* _Goal_
Can you pull out each line of the data below that includes the word "approval"?

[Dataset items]

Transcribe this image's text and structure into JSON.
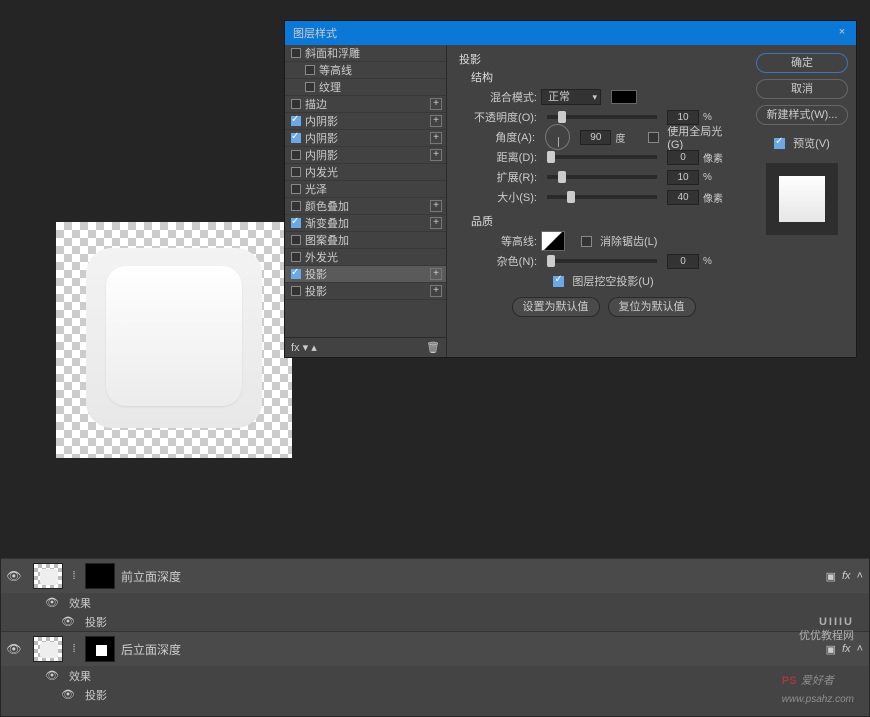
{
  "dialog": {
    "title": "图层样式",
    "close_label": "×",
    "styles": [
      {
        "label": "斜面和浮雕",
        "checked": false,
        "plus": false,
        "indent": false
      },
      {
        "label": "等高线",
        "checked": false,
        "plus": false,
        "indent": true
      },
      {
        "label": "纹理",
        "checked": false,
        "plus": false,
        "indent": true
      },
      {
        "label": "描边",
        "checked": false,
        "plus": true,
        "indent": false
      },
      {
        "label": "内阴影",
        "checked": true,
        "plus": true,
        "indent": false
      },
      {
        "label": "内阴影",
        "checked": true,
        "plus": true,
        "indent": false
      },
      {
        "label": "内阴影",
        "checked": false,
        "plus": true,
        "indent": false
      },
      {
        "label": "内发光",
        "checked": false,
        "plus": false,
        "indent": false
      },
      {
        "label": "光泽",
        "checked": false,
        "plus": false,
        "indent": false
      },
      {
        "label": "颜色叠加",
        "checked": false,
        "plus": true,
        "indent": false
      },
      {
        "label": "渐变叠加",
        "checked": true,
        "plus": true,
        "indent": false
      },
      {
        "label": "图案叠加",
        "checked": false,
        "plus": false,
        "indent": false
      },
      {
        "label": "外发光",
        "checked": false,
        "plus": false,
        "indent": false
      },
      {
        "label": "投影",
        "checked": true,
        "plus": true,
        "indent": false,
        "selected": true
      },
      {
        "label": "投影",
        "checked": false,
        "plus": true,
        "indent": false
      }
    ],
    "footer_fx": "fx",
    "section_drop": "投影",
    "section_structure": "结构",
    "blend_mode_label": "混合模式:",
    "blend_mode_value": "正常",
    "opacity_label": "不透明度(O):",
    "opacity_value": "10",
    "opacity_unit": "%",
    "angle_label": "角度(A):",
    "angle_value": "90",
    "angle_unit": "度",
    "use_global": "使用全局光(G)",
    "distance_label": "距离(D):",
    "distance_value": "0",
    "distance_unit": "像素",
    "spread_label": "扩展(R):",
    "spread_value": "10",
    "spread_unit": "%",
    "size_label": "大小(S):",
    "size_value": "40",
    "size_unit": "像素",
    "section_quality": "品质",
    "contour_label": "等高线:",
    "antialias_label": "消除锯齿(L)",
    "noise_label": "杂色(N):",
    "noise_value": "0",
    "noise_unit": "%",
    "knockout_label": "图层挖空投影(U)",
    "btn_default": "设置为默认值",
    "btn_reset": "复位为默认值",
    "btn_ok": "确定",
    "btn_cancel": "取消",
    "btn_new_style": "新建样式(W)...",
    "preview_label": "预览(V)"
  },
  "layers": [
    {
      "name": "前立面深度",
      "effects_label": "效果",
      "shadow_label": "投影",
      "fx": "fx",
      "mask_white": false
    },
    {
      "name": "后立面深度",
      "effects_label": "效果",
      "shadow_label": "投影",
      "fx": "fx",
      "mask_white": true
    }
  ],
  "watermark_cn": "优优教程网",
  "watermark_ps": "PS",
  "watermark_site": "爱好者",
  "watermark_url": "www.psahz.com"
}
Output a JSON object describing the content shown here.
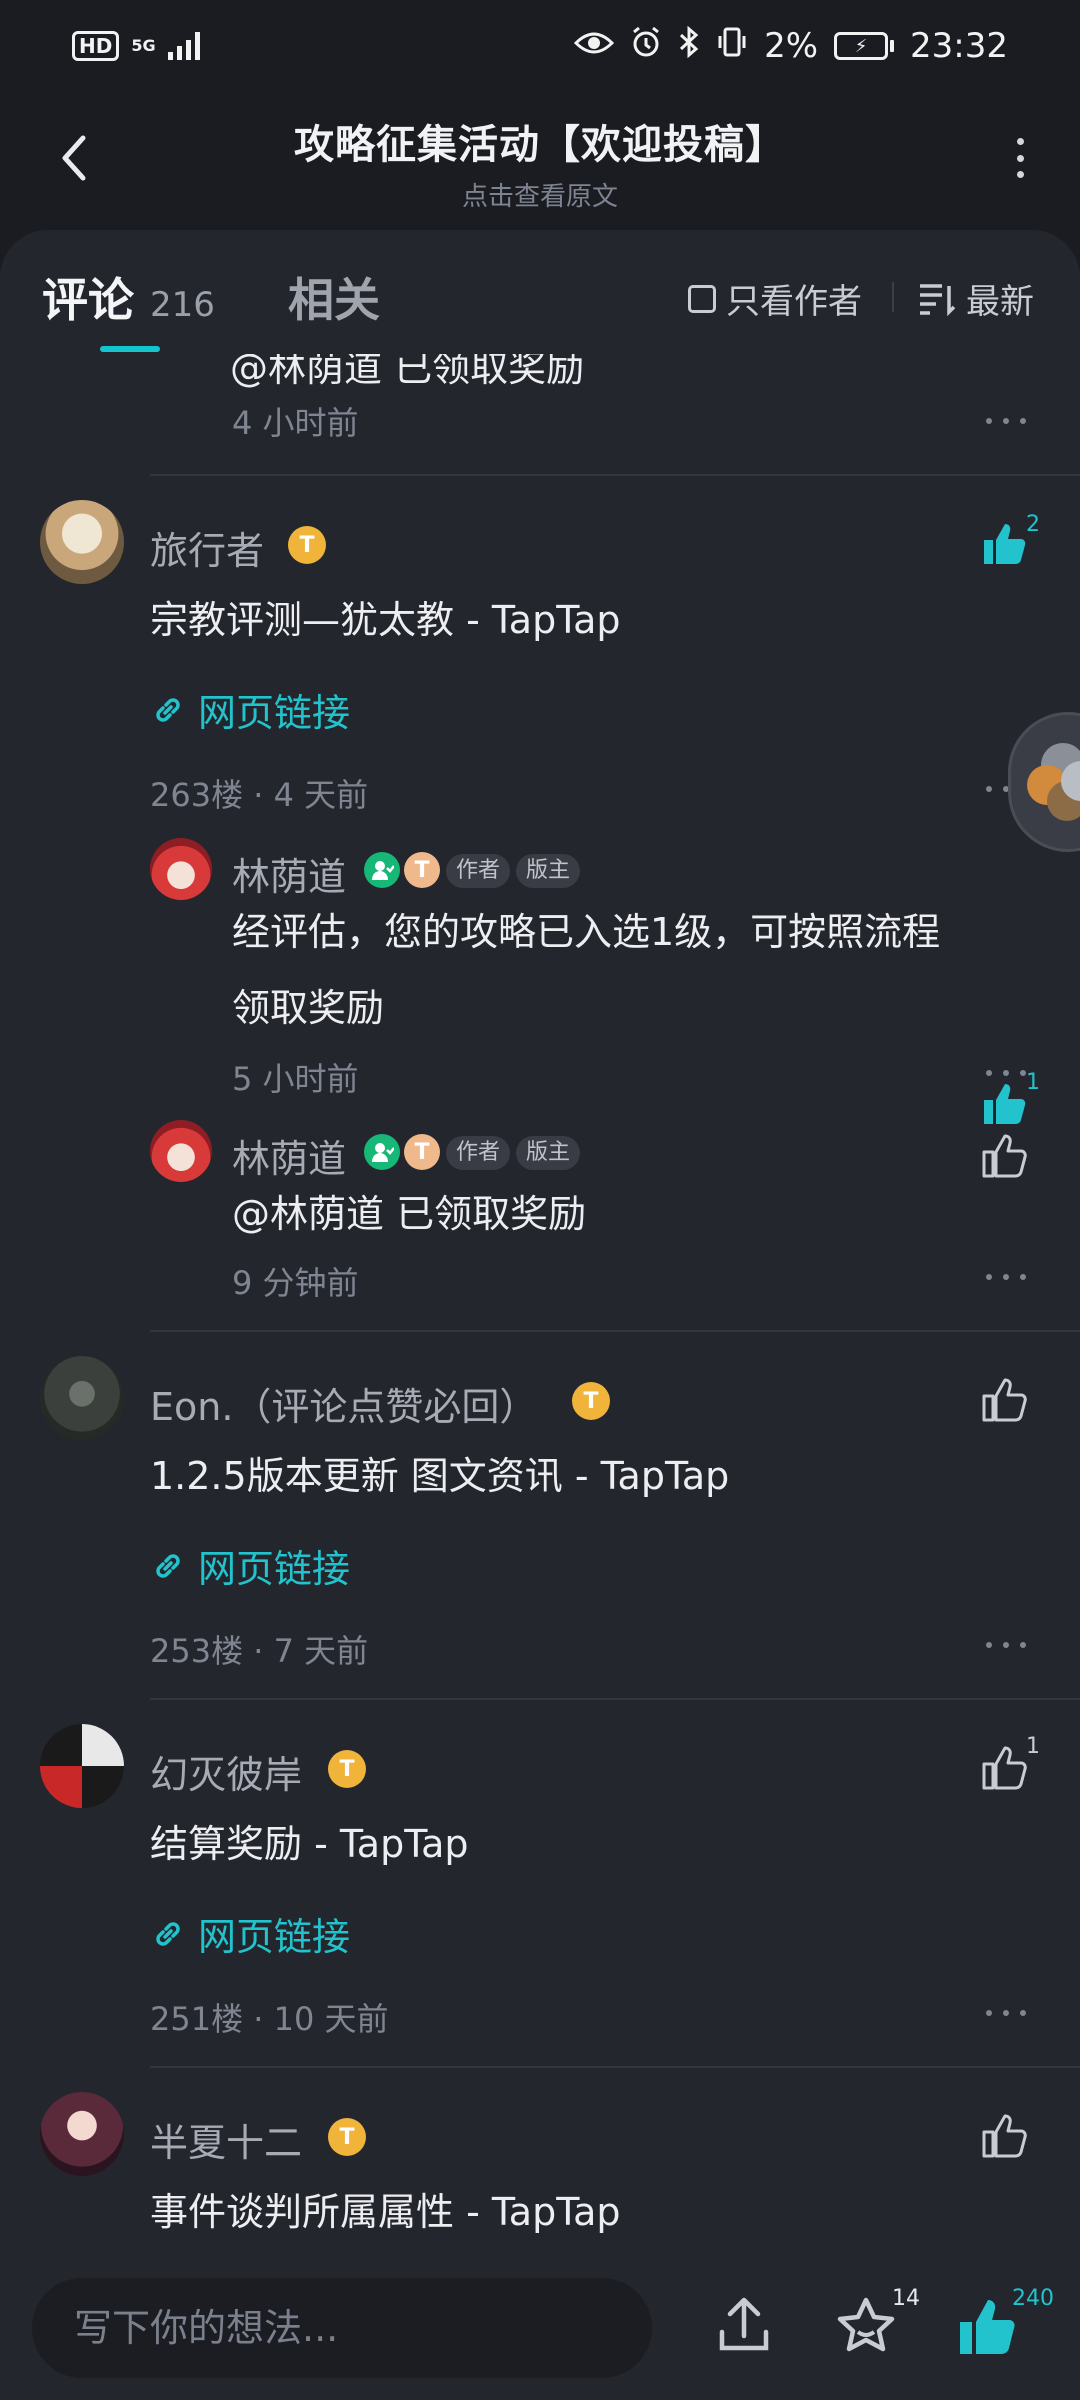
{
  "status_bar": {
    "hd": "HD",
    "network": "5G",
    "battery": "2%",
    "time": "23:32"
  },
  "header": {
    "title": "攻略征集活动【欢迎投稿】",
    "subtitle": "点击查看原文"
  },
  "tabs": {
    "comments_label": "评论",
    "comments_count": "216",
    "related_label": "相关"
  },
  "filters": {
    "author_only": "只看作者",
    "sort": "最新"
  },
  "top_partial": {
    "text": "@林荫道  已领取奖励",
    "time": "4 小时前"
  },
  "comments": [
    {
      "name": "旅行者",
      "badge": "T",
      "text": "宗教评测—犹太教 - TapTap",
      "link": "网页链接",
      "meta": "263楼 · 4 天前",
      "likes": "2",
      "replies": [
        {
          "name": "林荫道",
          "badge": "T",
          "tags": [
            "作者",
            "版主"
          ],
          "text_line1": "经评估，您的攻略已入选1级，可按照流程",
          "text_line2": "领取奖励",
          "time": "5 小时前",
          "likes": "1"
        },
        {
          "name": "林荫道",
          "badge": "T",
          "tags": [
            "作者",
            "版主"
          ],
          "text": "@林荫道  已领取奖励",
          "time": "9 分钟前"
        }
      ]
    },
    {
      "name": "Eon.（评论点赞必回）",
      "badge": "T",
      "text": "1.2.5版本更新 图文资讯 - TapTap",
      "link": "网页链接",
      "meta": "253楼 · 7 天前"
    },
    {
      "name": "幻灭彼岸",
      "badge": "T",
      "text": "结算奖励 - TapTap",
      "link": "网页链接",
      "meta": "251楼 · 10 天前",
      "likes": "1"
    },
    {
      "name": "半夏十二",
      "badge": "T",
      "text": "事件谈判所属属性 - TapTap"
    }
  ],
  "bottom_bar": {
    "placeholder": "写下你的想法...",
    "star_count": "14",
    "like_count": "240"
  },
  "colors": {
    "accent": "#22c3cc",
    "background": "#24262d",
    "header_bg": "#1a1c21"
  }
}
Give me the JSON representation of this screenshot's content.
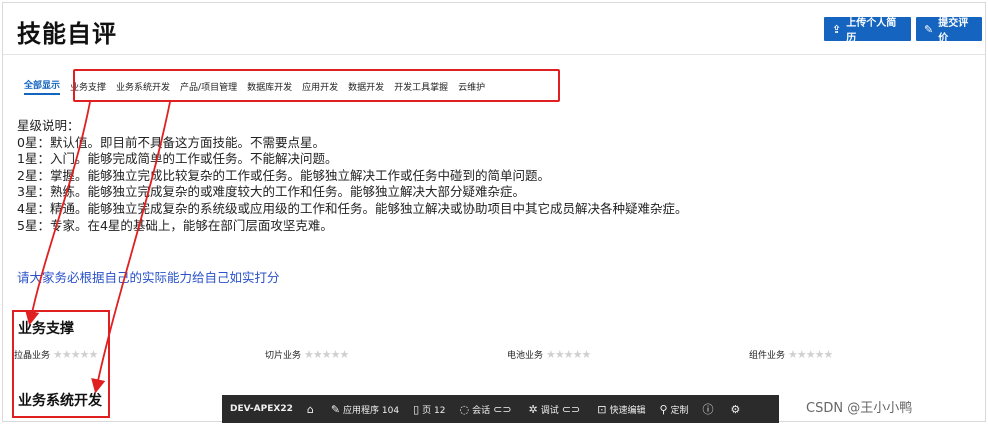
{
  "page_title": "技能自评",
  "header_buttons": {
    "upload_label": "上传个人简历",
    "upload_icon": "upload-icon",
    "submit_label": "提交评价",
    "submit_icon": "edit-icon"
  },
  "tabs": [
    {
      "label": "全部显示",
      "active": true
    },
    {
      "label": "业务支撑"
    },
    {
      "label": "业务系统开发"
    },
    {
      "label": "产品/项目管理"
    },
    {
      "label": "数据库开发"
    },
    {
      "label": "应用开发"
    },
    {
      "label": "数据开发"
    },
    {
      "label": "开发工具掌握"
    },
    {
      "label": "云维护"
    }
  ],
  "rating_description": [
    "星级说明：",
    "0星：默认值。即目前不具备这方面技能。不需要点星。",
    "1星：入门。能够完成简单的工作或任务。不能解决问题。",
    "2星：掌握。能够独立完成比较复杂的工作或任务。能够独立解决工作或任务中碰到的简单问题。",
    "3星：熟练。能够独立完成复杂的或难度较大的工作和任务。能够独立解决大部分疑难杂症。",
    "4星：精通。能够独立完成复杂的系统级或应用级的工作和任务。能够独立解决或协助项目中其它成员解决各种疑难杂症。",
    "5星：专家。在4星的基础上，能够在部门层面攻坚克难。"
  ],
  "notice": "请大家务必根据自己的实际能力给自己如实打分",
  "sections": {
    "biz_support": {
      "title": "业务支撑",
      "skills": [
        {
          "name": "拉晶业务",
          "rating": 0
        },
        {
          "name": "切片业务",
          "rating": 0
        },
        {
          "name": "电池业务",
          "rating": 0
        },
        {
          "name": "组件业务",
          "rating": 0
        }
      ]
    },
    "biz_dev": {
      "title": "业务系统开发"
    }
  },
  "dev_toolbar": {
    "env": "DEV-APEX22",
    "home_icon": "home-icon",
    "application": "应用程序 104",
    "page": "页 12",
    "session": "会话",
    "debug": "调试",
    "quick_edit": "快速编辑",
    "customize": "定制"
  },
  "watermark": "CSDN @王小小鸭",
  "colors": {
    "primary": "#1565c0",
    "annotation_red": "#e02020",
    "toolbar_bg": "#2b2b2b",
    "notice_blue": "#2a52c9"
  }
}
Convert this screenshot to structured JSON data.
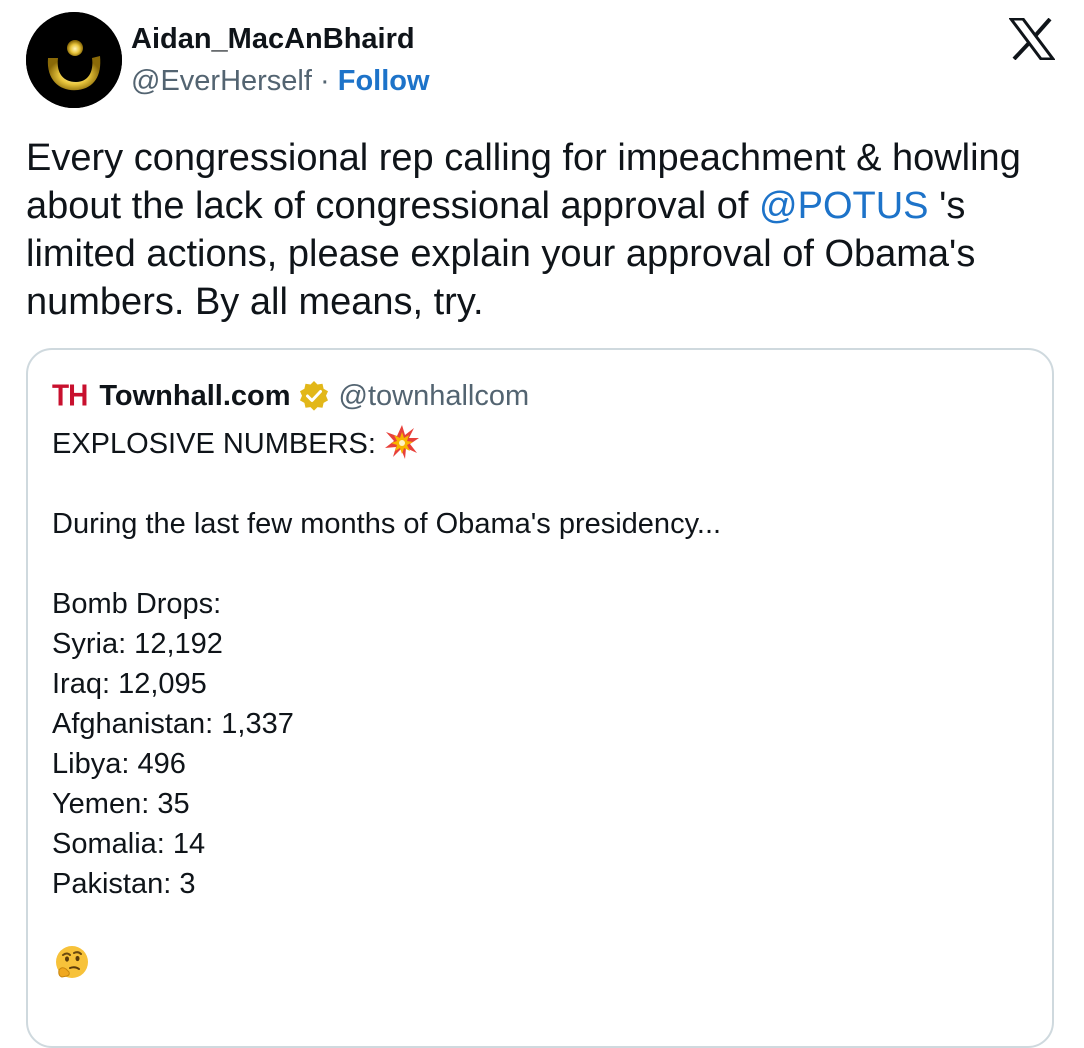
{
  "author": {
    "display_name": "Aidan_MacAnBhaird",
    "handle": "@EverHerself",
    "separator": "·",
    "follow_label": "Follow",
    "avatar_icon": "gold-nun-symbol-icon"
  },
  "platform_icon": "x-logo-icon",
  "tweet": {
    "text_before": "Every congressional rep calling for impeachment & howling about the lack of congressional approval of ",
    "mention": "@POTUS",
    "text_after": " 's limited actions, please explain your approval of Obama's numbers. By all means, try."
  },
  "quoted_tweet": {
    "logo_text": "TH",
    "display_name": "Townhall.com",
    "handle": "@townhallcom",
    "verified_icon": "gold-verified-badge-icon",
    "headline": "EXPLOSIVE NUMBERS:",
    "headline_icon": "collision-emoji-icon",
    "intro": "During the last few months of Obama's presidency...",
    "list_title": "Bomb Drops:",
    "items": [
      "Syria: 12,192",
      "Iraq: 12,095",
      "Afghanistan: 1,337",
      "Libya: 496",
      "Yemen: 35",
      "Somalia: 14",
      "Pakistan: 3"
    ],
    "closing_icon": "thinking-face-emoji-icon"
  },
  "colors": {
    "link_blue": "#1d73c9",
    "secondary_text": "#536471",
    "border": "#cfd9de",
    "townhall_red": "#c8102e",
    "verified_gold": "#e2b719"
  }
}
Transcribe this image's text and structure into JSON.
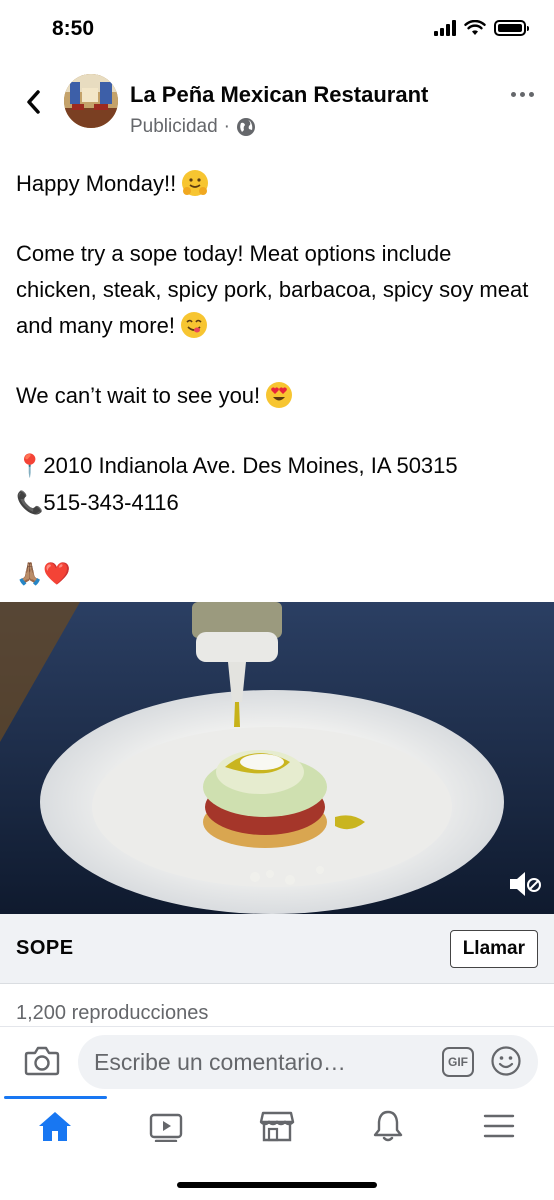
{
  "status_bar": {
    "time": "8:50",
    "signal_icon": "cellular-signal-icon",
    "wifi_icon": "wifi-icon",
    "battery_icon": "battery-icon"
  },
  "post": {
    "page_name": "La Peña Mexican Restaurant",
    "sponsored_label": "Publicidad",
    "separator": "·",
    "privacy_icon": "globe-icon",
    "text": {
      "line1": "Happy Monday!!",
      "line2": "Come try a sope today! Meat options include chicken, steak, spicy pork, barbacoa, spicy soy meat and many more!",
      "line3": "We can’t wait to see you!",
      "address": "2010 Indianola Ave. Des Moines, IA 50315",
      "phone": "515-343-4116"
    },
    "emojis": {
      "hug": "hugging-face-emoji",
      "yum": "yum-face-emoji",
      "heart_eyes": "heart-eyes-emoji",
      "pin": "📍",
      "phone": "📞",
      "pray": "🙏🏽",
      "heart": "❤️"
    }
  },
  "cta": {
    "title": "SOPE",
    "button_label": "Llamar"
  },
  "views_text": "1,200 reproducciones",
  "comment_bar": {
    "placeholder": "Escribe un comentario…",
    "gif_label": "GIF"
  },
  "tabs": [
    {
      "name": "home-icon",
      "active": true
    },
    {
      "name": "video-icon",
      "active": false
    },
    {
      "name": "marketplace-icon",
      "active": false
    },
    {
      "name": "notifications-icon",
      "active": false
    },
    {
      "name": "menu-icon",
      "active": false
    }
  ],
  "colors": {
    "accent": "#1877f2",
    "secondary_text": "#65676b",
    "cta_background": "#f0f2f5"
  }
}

* _Solution for this problem_
    "text_before": "Every congressional rep calling for impeachment & howling about the lack of congressional approval of ",
    "text_after": " 's limited actions, please explain your approval of Obama's numbers. By all means, try."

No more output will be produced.